Records:

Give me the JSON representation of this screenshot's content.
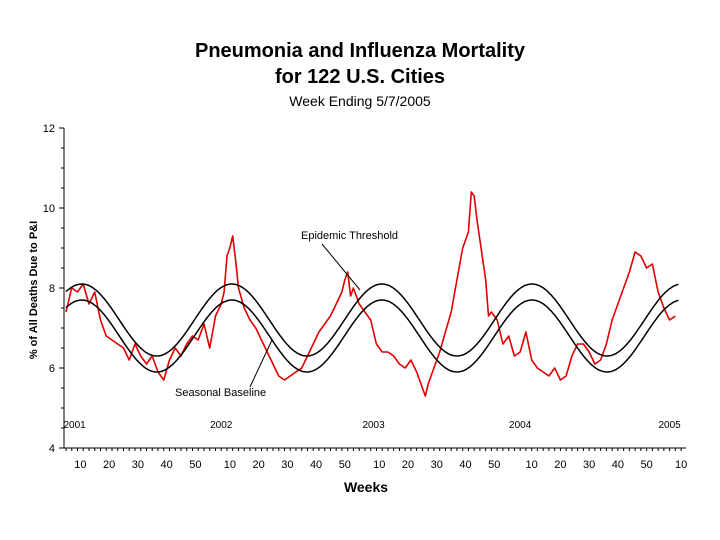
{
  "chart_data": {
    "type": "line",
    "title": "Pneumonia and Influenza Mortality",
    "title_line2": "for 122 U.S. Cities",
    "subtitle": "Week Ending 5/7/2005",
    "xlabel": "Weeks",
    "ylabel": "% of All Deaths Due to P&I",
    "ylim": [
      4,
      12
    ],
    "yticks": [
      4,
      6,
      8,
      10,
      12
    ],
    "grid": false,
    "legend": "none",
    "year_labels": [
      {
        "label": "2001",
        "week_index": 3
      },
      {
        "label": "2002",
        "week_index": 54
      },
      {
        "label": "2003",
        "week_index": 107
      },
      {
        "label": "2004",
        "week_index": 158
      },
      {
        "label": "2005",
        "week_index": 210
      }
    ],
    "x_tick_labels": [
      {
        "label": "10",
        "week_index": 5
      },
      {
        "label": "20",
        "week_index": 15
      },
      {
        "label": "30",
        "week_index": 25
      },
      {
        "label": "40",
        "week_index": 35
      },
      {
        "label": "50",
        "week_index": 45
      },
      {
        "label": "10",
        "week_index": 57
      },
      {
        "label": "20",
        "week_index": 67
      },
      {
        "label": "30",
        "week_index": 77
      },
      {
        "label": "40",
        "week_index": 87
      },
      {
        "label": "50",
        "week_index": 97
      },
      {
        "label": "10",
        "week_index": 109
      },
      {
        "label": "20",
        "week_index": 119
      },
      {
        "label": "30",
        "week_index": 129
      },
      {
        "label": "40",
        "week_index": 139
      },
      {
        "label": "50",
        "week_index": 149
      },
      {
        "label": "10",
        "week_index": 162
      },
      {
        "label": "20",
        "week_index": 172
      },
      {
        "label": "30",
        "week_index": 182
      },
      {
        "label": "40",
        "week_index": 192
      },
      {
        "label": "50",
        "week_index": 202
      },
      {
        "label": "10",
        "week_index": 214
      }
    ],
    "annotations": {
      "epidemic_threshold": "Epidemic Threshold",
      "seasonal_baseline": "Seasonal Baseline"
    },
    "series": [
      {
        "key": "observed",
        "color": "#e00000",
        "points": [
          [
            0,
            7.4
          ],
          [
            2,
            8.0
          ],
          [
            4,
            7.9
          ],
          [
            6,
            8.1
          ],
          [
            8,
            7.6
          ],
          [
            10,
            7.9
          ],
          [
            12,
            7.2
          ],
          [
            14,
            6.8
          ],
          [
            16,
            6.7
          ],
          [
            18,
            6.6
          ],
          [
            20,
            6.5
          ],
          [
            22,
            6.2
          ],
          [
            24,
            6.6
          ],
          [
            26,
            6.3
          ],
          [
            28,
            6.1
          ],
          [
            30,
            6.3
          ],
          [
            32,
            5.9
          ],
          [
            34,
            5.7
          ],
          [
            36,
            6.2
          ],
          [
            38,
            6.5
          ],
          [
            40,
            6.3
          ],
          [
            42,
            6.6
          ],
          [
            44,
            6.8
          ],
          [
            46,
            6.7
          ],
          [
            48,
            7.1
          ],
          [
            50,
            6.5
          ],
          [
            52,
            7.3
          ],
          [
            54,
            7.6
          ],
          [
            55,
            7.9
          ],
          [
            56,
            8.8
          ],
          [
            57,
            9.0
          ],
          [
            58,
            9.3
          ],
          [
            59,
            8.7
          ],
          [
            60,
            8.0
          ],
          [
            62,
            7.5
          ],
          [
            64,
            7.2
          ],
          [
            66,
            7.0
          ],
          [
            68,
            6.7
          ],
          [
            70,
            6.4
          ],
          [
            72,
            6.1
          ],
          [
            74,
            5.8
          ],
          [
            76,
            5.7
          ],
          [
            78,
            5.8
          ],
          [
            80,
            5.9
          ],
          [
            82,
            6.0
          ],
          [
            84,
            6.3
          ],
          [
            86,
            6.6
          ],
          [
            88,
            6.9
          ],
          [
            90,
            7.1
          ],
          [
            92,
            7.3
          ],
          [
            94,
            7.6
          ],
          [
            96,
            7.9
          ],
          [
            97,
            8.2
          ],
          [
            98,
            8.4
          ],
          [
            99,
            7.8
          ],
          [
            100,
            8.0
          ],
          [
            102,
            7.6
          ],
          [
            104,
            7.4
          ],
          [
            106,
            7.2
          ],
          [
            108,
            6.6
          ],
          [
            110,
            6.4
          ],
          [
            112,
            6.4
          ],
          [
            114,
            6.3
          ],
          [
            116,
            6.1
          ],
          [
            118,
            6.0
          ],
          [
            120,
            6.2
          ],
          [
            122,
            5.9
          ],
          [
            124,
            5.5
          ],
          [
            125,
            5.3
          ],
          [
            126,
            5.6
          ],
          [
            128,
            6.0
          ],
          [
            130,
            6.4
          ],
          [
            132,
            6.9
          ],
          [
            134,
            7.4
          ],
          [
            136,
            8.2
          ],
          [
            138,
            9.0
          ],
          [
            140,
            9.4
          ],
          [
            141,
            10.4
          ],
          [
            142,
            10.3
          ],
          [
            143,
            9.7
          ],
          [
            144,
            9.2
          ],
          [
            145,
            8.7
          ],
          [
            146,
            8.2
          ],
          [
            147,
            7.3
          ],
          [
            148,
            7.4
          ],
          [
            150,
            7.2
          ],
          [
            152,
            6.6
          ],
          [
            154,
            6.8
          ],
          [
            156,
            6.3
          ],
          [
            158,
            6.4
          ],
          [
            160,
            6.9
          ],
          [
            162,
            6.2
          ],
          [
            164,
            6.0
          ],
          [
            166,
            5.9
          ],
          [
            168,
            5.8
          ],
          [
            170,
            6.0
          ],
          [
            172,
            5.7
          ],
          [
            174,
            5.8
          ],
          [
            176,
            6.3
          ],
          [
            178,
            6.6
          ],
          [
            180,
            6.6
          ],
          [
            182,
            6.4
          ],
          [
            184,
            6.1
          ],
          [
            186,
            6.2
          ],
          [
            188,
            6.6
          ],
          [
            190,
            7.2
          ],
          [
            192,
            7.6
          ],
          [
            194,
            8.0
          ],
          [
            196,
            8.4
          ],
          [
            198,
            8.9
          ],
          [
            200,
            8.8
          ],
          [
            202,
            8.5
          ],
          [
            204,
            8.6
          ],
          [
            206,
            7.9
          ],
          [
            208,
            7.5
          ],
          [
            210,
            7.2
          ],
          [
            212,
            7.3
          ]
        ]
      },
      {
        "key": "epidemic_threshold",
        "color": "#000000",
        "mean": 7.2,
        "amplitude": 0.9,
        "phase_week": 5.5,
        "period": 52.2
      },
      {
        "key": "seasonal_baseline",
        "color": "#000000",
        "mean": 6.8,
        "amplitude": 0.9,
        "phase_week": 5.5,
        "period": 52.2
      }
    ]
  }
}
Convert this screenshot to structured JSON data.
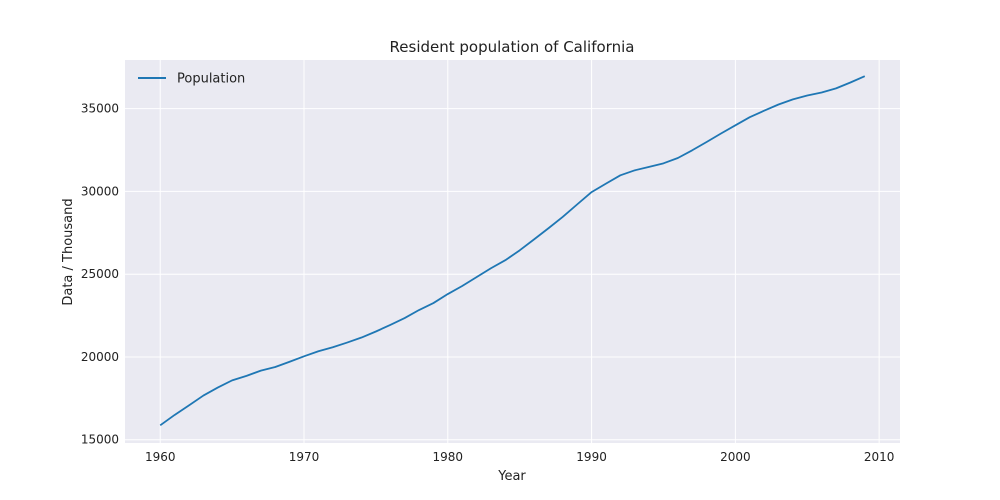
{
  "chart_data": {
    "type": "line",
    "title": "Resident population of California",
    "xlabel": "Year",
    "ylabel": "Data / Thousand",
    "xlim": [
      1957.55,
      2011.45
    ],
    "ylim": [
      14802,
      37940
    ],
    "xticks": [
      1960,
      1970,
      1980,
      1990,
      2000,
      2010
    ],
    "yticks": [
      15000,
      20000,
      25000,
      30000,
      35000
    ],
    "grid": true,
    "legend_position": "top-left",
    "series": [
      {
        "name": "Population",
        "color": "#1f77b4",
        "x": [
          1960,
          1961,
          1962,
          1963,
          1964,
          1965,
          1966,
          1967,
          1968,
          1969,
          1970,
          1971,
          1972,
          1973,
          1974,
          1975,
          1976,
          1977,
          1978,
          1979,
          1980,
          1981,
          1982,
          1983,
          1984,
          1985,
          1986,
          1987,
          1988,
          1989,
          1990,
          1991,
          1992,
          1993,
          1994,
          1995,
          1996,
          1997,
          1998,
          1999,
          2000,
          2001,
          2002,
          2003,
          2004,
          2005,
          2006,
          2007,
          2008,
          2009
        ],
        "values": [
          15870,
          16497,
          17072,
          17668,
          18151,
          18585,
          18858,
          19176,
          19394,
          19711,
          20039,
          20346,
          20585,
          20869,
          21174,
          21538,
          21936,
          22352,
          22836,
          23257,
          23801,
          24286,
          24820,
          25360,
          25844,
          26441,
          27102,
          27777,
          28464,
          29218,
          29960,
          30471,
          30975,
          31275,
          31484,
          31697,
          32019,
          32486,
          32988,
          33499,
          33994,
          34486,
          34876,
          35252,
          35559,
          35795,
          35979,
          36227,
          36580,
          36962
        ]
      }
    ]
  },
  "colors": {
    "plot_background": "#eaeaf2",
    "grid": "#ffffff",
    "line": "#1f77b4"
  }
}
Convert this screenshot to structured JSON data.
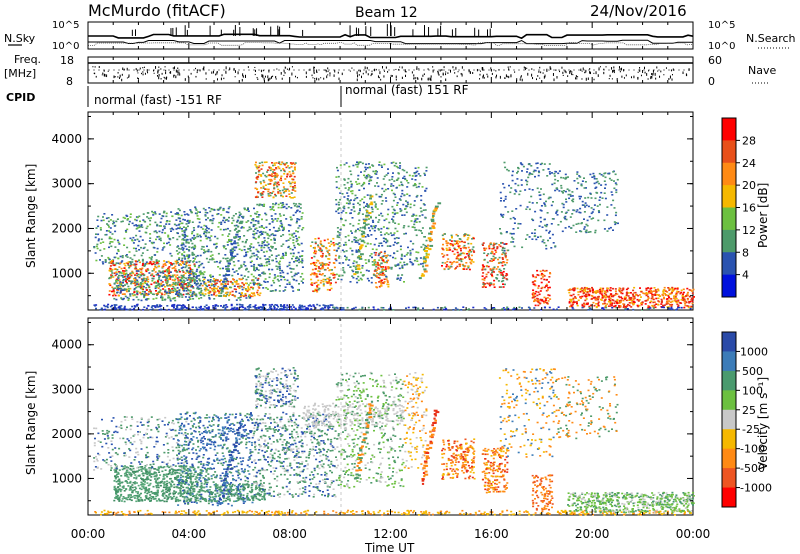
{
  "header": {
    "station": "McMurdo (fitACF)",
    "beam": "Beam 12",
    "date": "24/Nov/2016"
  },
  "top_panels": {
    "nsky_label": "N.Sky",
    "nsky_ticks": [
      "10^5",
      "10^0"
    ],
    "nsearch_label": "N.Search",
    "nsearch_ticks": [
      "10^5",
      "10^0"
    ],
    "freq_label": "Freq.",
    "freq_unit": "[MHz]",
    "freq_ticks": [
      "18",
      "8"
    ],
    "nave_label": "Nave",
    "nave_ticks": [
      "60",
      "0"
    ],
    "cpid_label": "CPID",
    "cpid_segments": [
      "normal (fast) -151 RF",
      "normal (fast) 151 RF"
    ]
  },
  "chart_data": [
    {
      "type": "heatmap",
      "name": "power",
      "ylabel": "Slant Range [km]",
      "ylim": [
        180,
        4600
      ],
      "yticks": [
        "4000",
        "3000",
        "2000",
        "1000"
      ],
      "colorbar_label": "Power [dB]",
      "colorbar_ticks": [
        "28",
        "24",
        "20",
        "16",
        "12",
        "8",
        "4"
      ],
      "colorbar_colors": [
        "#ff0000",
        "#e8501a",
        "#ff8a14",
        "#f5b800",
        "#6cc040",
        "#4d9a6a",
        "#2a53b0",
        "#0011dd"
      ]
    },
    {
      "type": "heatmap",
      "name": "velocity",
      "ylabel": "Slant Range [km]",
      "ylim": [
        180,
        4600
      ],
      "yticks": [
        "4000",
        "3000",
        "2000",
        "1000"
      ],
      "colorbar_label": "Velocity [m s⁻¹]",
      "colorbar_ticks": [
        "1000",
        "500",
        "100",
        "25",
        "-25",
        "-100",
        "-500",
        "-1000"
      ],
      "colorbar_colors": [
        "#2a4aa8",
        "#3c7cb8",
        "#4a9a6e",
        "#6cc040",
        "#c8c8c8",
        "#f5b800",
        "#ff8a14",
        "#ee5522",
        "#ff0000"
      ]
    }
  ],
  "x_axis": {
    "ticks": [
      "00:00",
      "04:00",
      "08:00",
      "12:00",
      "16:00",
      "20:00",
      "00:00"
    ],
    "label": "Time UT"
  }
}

STATED GOAL: Using the data above, copy each line that contains "normal".

OUTPUT OF THE EXERCISE:
      "normal (fast) -151 RF",
      "normal (fast) 151 RF"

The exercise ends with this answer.